● **Directive**
Reproduce the listing lines verbatim, starting at the line containing "For every button, label, input, icon, or" and ending at the line containing "y-tick-label: 100 (35, 353, 55, 371)". Omit the pictures from your output.

● **Data in this exercise**
>>
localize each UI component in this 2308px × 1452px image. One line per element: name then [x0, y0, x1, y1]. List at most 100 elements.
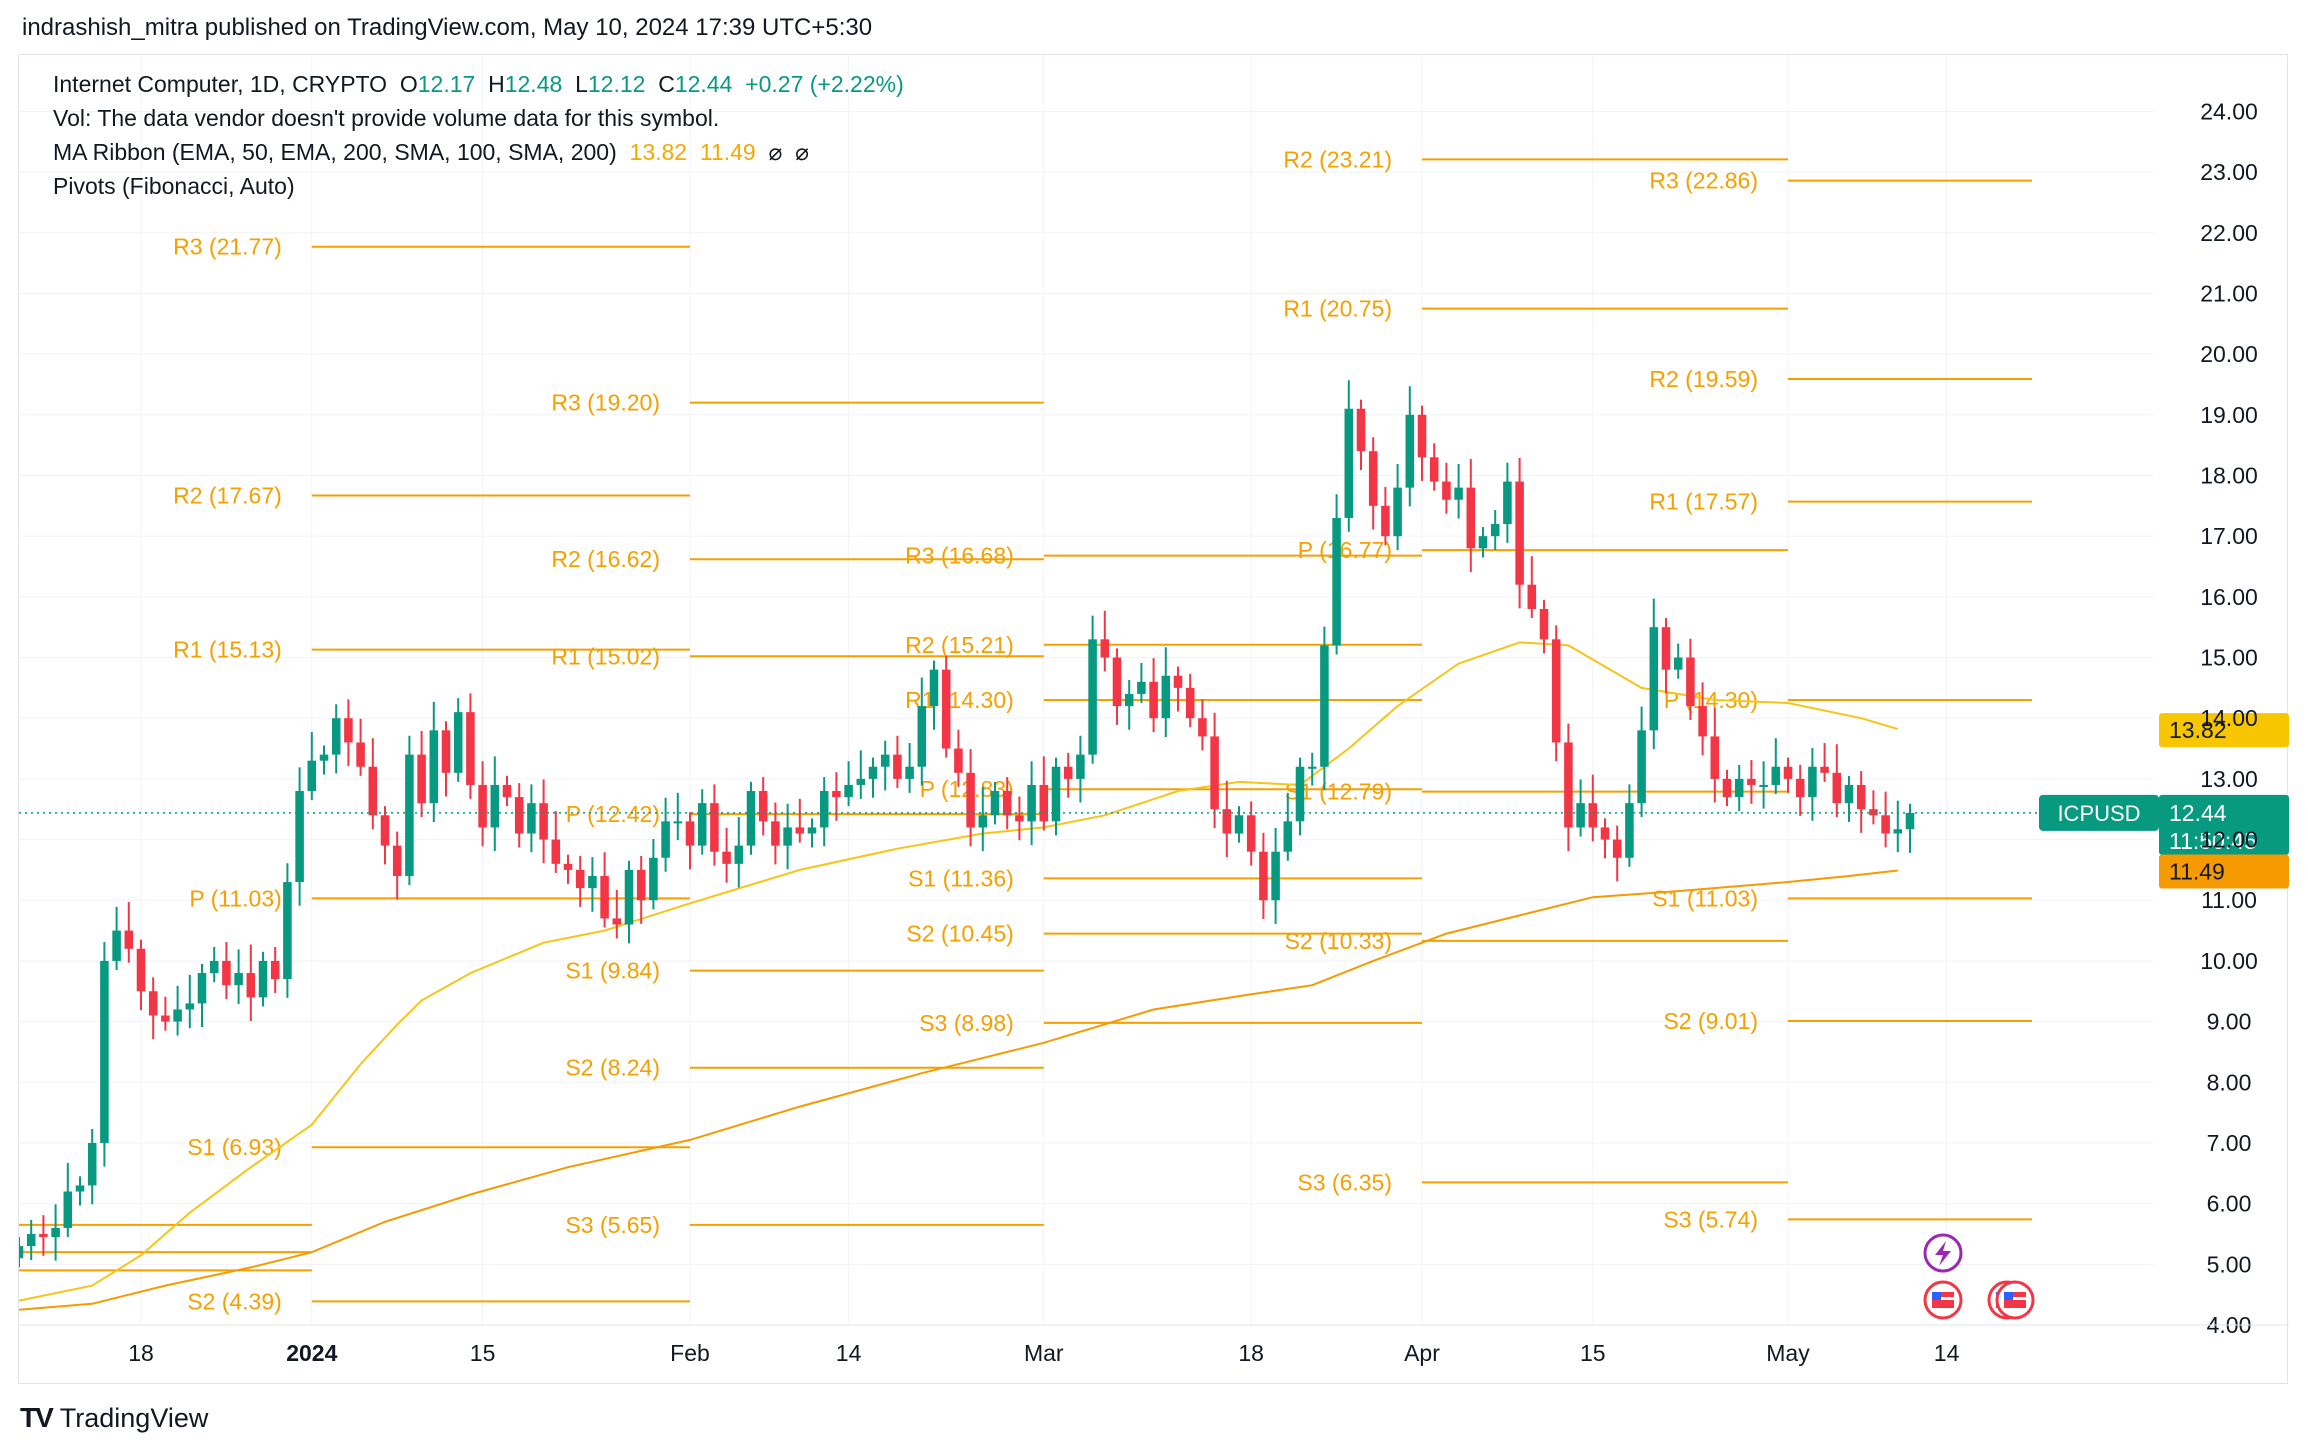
<<
>>
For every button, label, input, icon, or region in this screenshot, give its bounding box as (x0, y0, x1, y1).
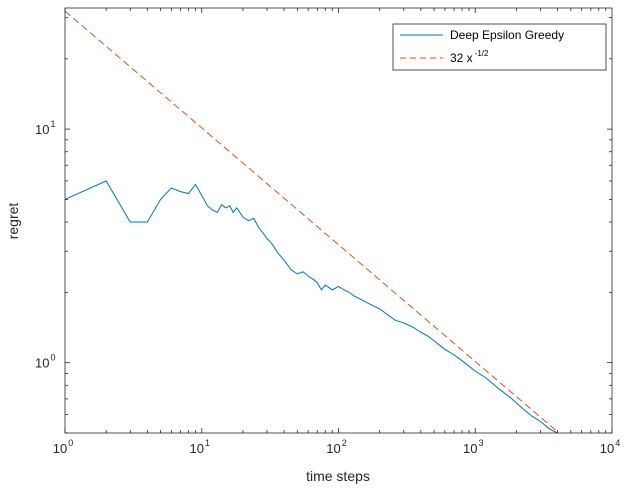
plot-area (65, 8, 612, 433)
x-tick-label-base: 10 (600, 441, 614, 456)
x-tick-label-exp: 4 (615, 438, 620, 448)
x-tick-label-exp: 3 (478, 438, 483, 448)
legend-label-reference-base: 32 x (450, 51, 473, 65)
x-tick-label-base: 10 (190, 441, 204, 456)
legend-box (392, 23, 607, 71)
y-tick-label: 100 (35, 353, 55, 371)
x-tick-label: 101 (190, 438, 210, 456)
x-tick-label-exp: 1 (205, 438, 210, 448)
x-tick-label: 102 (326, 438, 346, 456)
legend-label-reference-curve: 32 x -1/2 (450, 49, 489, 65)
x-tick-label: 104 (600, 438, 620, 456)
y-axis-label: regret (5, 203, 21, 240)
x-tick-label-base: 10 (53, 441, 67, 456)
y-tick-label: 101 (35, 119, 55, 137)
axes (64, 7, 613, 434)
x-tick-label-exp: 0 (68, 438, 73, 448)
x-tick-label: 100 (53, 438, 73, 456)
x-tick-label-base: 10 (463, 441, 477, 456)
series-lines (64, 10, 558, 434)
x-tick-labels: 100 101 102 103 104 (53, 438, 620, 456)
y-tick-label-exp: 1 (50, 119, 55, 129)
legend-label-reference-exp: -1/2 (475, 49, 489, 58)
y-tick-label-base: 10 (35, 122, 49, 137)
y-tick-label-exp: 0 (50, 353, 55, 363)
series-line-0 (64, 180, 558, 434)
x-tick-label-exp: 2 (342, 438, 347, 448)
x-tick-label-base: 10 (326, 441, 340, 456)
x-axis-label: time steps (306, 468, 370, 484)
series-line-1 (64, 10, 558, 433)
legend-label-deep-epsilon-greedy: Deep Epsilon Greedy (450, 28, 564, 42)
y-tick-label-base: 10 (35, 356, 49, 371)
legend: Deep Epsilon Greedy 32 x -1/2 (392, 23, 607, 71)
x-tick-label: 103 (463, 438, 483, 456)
<<
● **Solution for this task**
For every button, label, input, icon, or region in this screenshot, give its bounding box as (x0, y0, x1, y1).
plot-area (65, 8, 612, 433)
x-tick-label-base: 10 (600, 441, 614, 456)
x-tick-label-exp: 4 (615, 438, 620, 448)
x-tick-label-exp: 3 (478, 438, 483, 448)
legend-label-reference-base: 32 x (450, 51, 473, 65)
x-tick-label-base: 10 (190, 441, 204, 456)
legend-box (392, 23, 607, 71)
y-tick-label: 100 (35, 353, 55, 371)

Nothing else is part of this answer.